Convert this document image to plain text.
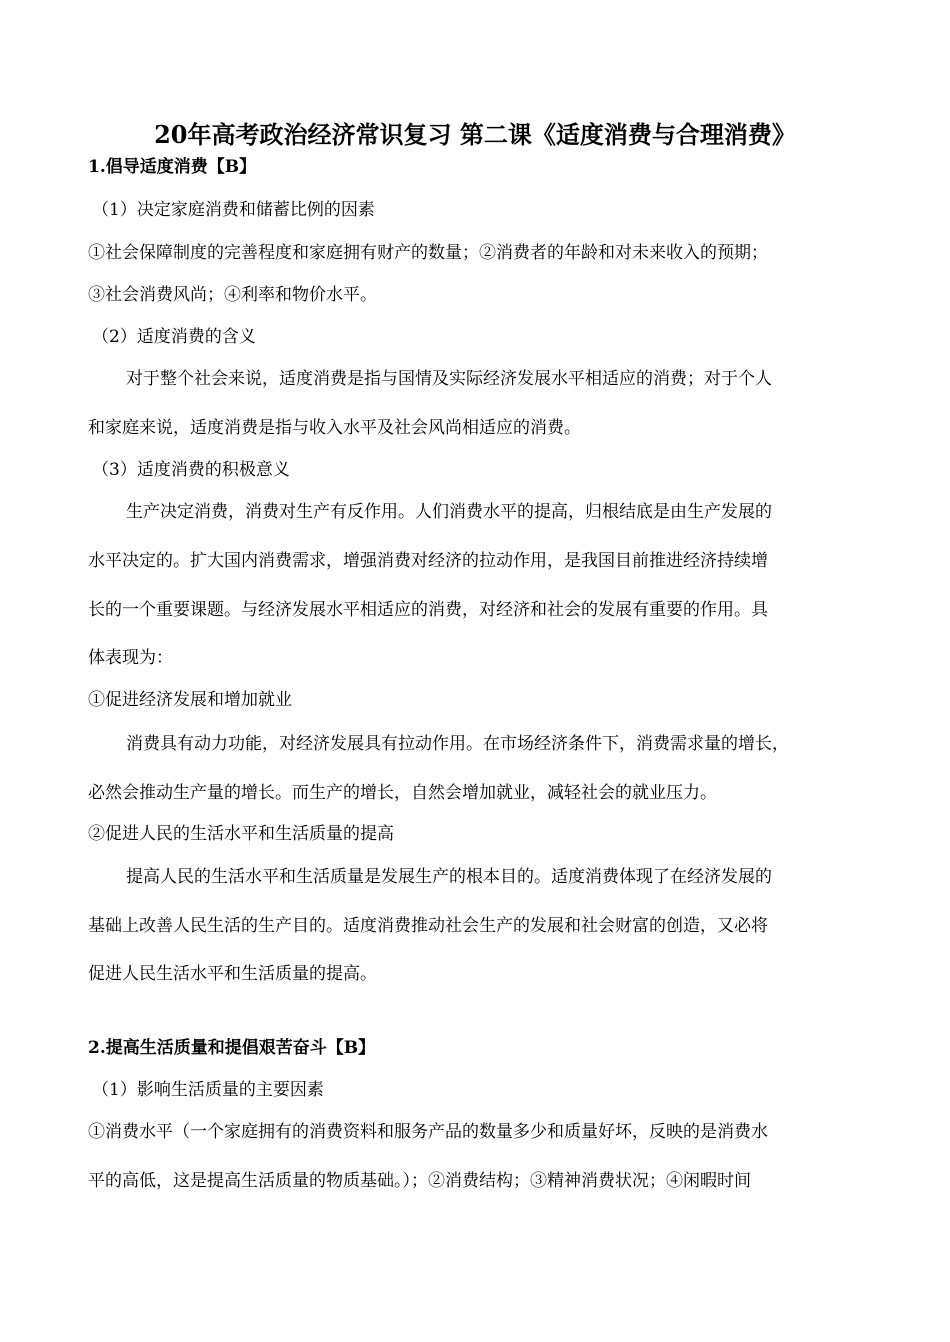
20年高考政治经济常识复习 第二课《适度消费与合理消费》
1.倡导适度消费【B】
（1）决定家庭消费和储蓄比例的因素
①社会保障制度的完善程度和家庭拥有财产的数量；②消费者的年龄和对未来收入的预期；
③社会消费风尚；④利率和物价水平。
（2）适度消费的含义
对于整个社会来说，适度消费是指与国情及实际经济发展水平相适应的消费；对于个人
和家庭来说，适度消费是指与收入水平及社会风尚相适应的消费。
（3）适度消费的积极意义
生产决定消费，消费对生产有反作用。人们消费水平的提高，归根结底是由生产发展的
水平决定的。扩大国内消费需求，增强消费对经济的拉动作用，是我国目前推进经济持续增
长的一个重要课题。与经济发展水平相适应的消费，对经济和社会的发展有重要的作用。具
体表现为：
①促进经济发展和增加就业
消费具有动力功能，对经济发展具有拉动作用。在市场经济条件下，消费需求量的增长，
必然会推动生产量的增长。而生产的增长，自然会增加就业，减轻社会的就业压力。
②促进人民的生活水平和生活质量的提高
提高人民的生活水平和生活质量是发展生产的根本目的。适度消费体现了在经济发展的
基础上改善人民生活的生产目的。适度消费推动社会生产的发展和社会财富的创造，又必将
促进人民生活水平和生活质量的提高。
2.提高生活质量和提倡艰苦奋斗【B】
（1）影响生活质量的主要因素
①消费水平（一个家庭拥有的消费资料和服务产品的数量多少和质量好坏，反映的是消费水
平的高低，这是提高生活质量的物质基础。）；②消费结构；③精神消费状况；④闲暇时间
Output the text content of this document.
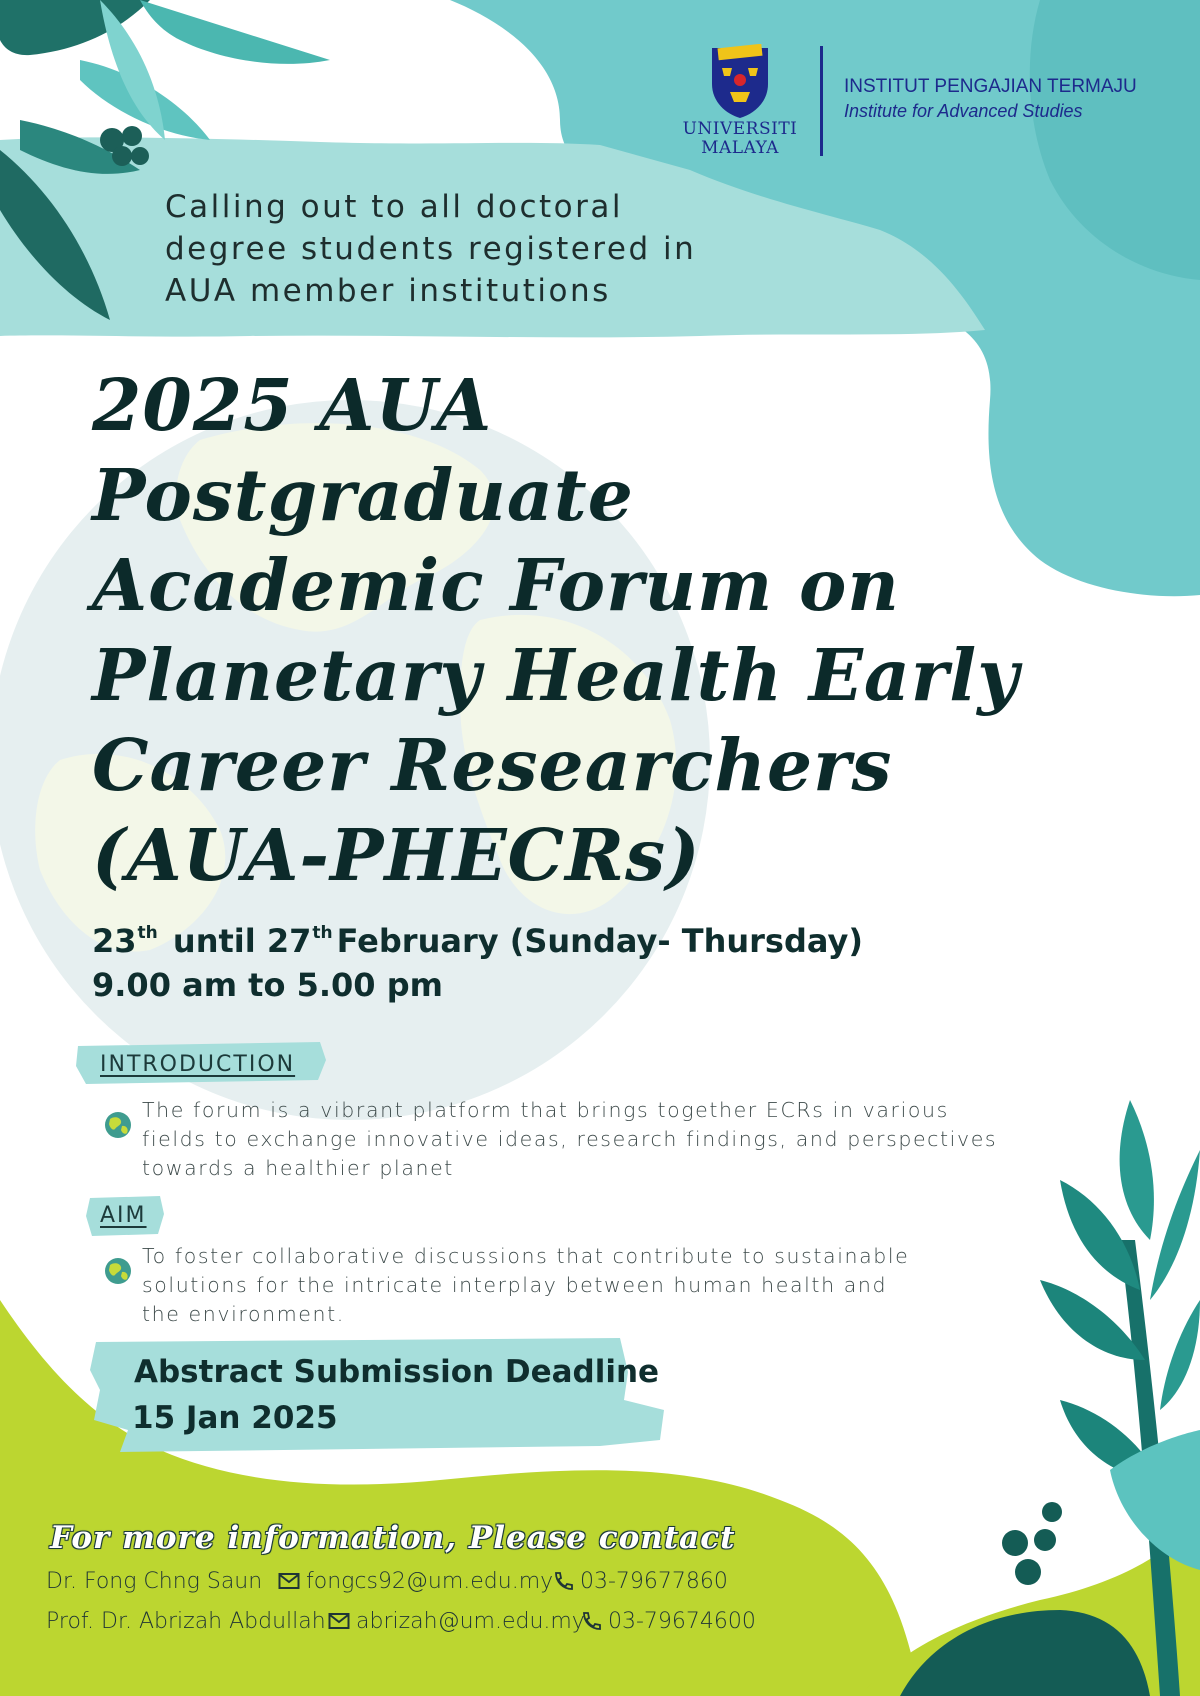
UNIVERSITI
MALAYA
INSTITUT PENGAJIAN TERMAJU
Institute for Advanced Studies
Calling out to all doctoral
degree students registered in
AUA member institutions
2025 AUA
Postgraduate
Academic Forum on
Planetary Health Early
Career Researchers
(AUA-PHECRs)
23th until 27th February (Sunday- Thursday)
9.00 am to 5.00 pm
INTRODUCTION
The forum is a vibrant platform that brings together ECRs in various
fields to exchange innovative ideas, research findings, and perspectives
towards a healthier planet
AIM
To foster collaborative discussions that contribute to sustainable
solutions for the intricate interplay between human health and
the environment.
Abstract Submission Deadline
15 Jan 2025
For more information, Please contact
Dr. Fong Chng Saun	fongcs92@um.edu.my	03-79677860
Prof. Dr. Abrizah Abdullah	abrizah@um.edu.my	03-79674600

================================

- **Problem requirements**
Print all of the entries word for word. Omit the pictures they contain.

- **Correct output**
Convert this document image to plain text.
20年高考政治经济常识复习 第二课《适度消费与合理消费》
1.倡导适度消费【B】
（1）决定家庭消费和储蓄比例的因素
①社会保障制度的完善程度和家庭拥有财产的数量；②消费者的年龄和对未来收入的预期；
③社会消费风尚；④利率和物价水平。
（2）适度消费的含义
对于整个社会来说，适度消费是指与国情及实际经济发展水平相适应的消费；对于个人
和家庭来说，适度消费是指与收入水平及社会风尚相适应的消费。
（3）适度消费的积极意义
生产决定消费，消费对生产有反作用。人们消费水平的提高，归根结底是由生产发展的
水平决定的。扩大国内消费需求，增强消费对经济的拉动作用，是我国目前推进经济持续增
长的一个重要课题。与经济发展水平相适应的消费，对经济和社会的发展有重要的作用。具
体表现为：
①促进经济发展和增加就业
消费具有动力功能，对经济发展具有拉动作用。在市场经济条件下，消费需求量的增长，
必然会推动生产量的增长。而生产的增长，自然会增加就业，减轻社会的就业压力。
②促进人民的生活水平和生活质量的提高
提高人民的生活水平和生活质量是发展生产的根本目的。适度消费体现了在经济发展的
基础上改善人民生活的生产目的。适度消费推动社会生产的发展和社会财富的创造，又必将
促进人民生活水平和生活质量的提高。
2.提高生活质量和提倡艰苦奋斗【B】
（1）影响生活质量的主要因素
①消费水平（一个家庭拥有的消费资料和服务产品的数量多少和质量好坏，反映的是消费水
平的高低，这是提高生活质量的物质基础。）；②消费结构；③精神消费状况；④闲暇时间
Output the text content of this document.
UNIVERSITI
MALAYA
INSTITUT PENGAJIAN TERMAJU
Institute for Advanced Studies
Calling out to all doctoral
degree students registered in
AUA member institutions
2025 AUA
Postgraduate
Academic Forum on
Planetary Health Early
Career Researchers
(AUA-PHECRs)
23th until 27th February (Sunday- Thursday)
9.00 am to 5.00 pm
INTRODUCTION
The forum is a vibrant platform that brings together ECRs in various
fields to exchange innovative ideas, research findings, and perspectives
towards a healthier planet
AIM
To foster collaborative discussions that contribute to sustainable
solutions for the intricate interplay between human health and
the environment.
Abstract Submission Deadline
15 Jan 2025
For more information, Please contact
Dr. Fong Chng Saun	fongcs92@um.edu.my	03-79677860
Prof. Dr. Abrizah Abdullah	abrizah@um.edu.my	03-79674600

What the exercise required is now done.